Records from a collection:

◆ ◆ ◆ ◆ ◆ ◆ ◆

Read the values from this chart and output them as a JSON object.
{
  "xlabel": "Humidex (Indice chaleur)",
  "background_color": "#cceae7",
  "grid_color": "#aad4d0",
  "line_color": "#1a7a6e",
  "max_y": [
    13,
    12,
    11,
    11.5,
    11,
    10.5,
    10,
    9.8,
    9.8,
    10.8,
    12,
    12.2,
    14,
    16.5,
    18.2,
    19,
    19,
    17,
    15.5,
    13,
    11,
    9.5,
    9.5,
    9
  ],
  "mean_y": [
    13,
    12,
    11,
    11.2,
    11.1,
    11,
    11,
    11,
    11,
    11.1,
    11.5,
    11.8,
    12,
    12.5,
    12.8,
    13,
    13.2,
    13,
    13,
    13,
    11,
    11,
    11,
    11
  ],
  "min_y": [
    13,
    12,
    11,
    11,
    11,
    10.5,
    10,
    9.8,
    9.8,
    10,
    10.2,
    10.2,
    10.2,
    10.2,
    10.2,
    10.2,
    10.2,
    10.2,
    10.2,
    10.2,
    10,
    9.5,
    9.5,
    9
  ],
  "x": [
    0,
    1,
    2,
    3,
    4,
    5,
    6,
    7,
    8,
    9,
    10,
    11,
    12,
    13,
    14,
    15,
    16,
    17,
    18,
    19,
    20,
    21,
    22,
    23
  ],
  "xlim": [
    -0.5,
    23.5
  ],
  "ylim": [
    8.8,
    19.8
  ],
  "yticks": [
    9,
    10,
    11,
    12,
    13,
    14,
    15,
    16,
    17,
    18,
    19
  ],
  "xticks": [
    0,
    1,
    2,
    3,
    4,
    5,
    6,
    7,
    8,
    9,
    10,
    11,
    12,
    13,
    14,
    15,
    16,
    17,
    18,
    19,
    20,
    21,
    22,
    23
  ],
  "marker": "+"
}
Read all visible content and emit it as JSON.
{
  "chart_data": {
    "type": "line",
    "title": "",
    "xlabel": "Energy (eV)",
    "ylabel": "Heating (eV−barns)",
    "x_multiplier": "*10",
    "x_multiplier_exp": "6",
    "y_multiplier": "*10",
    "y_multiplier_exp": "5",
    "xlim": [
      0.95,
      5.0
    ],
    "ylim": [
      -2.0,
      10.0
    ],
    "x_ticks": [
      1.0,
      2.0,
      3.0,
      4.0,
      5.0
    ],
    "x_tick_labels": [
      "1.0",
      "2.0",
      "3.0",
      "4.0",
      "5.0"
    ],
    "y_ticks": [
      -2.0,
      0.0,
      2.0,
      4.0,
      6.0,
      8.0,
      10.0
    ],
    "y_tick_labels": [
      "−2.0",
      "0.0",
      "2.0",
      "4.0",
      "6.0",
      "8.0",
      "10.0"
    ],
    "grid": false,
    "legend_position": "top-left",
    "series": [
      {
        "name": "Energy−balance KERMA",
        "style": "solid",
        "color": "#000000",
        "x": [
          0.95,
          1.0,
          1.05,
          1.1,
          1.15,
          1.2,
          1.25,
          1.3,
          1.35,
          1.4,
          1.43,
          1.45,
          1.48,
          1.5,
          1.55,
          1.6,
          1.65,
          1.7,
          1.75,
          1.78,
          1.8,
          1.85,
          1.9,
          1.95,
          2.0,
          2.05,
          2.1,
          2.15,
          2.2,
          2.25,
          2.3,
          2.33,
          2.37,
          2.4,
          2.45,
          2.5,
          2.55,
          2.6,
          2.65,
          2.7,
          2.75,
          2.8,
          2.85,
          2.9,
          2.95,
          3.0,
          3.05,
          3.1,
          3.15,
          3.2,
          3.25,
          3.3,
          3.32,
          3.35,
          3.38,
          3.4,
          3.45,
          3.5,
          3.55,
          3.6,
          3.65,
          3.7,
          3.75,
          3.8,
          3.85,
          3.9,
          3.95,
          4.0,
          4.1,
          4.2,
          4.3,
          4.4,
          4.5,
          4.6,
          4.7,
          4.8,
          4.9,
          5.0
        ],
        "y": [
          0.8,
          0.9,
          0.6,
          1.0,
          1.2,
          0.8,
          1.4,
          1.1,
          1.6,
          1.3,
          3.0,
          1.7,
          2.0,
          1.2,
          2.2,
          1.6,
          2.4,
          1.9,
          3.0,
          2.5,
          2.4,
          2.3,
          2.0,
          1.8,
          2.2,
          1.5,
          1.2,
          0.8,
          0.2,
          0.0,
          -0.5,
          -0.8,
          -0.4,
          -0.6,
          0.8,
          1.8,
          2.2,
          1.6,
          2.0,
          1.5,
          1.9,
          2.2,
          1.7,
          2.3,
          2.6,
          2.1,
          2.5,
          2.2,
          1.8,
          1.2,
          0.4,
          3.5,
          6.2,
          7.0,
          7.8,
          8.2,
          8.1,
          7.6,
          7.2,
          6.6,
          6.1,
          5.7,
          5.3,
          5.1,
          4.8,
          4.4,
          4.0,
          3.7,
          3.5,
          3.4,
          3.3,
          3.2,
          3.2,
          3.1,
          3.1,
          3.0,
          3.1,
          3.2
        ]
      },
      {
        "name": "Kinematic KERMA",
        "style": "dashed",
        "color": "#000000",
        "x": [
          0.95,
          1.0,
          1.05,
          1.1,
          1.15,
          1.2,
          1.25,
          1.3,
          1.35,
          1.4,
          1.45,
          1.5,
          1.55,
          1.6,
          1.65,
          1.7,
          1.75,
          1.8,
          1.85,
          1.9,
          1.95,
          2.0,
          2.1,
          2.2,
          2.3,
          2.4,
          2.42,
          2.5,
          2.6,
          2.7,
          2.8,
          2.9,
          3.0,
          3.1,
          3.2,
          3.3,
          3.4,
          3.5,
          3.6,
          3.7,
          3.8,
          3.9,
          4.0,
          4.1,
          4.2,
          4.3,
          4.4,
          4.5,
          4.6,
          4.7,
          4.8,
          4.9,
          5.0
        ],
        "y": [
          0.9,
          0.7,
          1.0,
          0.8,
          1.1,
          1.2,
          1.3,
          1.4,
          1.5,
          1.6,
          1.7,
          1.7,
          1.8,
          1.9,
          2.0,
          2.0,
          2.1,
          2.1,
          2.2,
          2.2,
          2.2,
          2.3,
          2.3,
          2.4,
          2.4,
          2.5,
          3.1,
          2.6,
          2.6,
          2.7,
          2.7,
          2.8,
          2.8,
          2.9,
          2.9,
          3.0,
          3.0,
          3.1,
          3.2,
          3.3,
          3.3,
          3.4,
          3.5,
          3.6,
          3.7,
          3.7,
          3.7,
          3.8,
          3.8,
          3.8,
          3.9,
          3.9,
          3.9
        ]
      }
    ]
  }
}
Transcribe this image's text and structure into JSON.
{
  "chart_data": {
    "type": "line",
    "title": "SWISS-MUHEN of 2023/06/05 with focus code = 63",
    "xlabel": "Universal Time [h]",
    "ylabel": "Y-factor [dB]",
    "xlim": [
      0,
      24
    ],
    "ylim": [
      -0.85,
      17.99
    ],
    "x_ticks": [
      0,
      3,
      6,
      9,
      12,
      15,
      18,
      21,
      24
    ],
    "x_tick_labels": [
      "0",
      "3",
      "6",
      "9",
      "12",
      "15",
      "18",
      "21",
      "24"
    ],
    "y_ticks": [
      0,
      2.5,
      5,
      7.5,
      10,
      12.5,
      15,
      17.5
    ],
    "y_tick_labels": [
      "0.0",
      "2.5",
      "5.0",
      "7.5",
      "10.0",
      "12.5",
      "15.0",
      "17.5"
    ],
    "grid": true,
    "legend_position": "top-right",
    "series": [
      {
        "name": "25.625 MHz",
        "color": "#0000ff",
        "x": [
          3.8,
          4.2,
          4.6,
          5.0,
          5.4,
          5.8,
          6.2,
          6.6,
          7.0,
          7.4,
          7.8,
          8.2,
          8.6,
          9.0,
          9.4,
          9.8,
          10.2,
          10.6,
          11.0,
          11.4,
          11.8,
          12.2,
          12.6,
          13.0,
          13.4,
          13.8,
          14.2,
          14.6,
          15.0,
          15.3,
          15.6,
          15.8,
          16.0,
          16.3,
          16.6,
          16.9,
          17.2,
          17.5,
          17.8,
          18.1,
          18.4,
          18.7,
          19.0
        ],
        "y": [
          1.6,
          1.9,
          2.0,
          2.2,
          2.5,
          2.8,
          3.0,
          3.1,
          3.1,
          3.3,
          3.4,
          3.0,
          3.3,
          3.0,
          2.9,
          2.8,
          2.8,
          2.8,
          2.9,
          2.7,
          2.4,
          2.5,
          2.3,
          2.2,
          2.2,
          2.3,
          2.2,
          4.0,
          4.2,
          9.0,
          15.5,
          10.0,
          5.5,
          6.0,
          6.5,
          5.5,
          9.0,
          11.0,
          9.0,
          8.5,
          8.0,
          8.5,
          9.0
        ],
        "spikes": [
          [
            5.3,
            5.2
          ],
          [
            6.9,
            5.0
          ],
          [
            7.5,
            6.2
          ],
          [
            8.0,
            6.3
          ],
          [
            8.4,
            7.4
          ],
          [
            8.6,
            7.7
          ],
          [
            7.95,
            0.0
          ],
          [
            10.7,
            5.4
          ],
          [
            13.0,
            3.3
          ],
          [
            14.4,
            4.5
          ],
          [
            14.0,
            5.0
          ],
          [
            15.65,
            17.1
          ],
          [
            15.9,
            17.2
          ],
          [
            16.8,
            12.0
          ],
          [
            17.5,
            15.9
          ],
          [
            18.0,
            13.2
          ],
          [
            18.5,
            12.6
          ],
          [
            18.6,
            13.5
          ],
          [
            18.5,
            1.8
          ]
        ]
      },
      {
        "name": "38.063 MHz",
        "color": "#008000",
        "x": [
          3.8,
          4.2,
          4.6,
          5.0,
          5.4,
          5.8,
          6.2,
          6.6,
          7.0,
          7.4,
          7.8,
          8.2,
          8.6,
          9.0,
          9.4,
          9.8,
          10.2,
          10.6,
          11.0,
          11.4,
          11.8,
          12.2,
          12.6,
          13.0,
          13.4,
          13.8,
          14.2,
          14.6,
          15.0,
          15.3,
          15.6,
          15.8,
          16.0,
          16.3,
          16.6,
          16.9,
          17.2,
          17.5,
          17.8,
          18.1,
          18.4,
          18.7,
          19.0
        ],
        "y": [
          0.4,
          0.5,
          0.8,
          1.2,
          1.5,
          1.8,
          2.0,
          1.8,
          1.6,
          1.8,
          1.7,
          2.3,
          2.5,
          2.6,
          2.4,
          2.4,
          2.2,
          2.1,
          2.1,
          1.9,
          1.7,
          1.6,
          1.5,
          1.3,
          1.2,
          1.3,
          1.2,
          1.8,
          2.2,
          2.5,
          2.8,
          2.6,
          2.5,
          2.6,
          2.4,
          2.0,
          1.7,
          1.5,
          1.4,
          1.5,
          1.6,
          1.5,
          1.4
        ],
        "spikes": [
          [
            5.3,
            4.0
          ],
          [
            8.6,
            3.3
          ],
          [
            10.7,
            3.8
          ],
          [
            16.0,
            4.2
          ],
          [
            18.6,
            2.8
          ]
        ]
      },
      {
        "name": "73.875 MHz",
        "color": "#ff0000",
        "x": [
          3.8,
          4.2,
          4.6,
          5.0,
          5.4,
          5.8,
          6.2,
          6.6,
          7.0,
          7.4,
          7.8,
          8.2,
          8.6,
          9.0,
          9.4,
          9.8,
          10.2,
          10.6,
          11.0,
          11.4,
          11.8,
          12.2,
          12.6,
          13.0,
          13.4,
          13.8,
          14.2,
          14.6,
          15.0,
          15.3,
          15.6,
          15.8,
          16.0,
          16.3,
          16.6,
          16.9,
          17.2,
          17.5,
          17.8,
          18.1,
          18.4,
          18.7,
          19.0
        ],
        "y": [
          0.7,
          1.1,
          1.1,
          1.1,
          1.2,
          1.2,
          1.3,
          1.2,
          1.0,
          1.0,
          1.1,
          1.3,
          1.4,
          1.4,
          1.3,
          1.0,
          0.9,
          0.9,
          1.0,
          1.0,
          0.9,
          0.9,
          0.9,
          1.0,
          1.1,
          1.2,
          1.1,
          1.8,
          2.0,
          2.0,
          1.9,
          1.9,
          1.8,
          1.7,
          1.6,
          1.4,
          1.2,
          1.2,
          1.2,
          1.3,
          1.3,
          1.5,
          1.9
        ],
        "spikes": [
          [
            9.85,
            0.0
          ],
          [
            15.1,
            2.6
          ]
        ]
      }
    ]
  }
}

◆ ◆ ◆ ◆ ◆ ◆ ◆

● Problem to work on
Tell how many lines of the data above hold the string "KERMA". Give only the number.

● Finished answer
2